■ Directions ■
Collect every line of the data below that contains the string "return". Case matters.

## BEGIN Task material

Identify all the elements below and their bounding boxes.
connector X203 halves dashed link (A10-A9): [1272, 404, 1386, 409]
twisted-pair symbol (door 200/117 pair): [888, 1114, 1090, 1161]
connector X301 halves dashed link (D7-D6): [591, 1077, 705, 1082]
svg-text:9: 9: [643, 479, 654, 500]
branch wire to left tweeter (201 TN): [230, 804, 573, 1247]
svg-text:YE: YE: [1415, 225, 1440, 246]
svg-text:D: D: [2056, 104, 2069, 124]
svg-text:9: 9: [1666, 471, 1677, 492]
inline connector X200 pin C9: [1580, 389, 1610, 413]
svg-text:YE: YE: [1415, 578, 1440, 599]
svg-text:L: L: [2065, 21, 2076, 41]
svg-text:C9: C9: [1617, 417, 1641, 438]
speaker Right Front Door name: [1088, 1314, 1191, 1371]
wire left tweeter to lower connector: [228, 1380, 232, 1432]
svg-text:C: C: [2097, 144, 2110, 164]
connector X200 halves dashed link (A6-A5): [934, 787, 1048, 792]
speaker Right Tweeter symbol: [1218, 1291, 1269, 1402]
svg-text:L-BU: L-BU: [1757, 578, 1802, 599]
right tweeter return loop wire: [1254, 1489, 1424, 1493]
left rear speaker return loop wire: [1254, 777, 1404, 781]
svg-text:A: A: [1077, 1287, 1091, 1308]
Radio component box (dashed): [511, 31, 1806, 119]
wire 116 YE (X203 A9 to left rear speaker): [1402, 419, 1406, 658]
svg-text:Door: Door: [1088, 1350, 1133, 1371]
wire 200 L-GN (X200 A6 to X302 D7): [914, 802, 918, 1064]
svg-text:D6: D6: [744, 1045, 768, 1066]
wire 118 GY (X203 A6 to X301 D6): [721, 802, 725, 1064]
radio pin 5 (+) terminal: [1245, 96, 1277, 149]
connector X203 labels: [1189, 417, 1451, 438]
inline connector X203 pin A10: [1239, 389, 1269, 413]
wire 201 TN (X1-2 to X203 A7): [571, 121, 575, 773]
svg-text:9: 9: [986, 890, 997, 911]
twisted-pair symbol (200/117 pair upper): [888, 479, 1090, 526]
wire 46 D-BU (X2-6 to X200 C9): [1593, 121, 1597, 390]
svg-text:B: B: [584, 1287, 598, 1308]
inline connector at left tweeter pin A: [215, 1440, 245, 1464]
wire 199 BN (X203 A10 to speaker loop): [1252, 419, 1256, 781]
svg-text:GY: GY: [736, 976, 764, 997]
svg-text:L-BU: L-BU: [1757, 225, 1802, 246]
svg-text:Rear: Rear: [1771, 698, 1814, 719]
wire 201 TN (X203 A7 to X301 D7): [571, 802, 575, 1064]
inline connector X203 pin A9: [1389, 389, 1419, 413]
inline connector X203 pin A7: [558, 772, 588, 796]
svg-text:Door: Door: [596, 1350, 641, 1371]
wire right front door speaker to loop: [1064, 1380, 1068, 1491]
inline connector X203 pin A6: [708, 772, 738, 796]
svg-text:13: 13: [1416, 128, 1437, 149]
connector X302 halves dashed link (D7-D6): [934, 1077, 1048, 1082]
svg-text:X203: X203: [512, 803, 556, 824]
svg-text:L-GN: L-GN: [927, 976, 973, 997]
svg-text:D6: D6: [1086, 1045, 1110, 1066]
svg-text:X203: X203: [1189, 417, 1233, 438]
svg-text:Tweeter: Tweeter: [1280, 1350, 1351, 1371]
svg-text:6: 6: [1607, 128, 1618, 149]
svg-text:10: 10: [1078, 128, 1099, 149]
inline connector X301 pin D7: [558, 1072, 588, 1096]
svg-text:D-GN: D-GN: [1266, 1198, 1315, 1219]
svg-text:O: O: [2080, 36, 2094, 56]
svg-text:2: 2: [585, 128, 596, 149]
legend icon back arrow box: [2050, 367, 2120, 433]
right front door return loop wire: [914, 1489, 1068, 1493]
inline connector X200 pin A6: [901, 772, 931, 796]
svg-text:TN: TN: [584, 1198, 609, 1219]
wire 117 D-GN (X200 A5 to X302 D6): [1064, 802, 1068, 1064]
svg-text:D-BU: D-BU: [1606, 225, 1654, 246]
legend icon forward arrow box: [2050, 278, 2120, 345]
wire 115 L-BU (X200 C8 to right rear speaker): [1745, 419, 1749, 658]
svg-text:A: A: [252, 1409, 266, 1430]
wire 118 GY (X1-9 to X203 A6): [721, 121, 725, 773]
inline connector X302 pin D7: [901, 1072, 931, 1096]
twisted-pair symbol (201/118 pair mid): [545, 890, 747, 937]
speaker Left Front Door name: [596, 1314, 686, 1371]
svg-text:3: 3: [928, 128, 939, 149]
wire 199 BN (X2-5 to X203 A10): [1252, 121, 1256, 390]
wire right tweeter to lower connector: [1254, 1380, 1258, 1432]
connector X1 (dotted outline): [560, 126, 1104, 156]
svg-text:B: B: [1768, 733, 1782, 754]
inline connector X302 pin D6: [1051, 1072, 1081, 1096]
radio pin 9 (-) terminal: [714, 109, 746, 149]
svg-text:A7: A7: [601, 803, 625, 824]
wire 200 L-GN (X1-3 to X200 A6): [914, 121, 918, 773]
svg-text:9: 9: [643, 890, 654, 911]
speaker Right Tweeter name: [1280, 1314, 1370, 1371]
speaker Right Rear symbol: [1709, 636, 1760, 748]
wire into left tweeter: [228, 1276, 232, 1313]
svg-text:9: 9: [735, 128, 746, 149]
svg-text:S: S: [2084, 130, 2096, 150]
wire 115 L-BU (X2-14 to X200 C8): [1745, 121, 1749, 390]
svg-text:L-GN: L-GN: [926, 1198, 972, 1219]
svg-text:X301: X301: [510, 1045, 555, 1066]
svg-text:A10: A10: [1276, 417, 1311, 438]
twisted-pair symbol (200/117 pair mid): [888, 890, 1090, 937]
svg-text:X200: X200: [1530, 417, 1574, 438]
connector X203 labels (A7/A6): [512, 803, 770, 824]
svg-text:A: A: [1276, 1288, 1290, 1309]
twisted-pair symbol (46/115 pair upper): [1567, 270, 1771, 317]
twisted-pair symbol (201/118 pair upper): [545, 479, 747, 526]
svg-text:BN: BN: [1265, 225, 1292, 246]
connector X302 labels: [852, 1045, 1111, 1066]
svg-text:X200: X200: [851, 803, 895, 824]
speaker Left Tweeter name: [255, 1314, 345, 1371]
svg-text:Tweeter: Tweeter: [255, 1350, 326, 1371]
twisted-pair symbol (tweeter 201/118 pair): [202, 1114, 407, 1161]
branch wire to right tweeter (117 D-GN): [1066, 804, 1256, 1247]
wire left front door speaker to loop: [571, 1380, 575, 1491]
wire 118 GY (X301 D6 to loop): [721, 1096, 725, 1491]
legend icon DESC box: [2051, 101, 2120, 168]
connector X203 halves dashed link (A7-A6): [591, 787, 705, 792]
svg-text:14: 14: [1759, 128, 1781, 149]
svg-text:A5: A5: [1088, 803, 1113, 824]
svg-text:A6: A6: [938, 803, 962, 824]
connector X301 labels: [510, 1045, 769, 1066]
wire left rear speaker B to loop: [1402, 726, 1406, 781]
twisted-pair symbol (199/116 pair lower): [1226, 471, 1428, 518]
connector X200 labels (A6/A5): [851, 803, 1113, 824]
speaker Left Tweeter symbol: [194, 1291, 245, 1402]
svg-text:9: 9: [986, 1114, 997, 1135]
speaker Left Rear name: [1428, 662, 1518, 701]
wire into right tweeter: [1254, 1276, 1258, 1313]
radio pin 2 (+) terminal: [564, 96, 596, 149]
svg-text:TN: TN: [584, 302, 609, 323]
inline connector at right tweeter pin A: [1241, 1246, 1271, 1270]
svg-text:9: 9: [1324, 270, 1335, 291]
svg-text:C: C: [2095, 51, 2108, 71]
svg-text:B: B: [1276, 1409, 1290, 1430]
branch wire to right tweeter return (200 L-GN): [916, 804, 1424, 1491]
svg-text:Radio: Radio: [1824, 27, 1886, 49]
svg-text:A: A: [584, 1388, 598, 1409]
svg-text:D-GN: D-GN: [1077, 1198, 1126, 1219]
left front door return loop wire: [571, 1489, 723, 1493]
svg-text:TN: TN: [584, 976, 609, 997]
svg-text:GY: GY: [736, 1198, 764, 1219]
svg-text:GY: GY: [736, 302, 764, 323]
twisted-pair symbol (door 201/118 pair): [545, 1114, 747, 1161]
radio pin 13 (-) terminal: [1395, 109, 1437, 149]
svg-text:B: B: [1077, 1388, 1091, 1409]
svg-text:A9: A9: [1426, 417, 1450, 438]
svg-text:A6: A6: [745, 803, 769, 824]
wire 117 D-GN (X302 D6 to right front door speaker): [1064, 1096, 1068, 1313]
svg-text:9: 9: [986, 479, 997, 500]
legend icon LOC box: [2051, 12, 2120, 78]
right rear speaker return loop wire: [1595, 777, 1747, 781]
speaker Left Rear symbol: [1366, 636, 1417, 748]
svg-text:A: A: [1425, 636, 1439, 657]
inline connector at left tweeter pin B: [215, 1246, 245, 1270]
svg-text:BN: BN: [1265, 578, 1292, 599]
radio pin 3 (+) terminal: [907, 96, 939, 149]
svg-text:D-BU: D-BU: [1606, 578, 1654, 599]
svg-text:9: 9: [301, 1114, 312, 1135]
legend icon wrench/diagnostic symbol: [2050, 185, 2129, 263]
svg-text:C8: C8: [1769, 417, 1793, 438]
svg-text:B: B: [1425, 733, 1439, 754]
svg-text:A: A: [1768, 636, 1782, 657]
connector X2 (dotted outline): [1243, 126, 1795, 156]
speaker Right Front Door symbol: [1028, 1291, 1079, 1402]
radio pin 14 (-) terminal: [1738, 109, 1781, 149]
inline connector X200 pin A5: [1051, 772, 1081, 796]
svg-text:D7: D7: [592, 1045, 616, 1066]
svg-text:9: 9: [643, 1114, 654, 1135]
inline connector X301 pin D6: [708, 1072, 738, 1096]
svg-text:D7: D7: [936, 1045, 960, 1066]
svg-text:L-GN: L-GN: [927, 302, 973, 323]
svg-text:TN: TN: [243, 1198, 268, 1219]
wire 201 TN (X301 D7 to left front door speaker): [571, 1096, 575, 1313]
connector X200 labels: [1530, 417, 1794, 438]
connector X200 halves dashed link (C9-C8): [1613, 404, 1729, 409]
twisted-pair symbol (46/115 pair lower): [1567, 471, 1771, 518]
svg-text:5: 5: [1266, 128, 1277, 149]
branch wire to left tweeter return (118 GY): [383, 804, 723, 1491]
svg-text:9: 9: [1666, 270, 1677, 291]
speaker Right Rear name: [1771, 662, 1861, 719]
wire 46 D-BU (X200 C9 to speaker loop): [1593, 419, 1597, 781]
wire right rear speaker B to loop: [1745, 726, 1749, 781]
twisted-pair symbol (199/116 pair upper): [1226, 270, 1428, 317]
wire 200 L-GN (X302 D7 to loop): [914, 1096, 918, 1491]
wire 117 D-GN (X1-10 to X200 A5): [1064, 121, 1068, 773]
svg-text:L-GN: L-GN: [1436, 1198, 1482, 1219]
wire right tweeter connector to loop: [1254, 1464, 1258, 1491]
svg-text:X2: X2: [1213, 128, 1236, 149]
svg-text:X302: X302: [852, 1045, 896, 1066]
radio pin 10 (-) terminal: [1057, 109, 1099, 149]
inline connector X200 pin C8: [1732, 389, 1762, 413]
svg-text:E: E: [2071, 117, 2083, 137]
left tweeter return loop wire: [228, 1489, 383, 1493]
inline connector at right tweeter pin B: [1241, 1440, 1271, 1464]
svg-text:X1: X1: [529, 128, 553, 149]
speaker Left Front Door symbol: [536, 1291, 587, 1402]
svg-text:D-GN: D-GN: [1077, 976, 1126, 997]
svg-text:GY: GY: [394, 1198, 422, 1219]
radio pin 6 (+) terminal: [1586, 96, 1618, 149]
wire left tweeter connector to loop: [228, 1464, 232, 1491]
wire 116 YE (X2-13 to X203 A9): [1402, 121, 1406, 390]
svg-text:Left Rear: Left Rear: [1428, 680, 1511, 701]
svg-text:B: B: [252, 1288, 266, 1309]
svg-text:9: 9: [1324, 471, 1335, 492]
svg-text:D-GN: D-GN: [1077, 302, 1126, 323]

## END Task material

■ Answer to this problem ■
right tweeter return loop wire: [1254, 1489, 1424, 1493]
left rear speaker return loop wire: [1254, 777, 1404, 781]
right front door return loop wire: [914, 1489, 1068, 1493]
branch wire to right tweeter return (200 L-GN): [916, 804, 1424, 1491]
left front door return loop wire: [571, 1489, 723, 1493]
right rear speaker return loop wire: [1595, 777, 1747, 781]
branch wire to left tweeter return (118 GY): [383, 804, 723, 1491]
left tweeter return loop wire: [228, 1489, 383, 1493]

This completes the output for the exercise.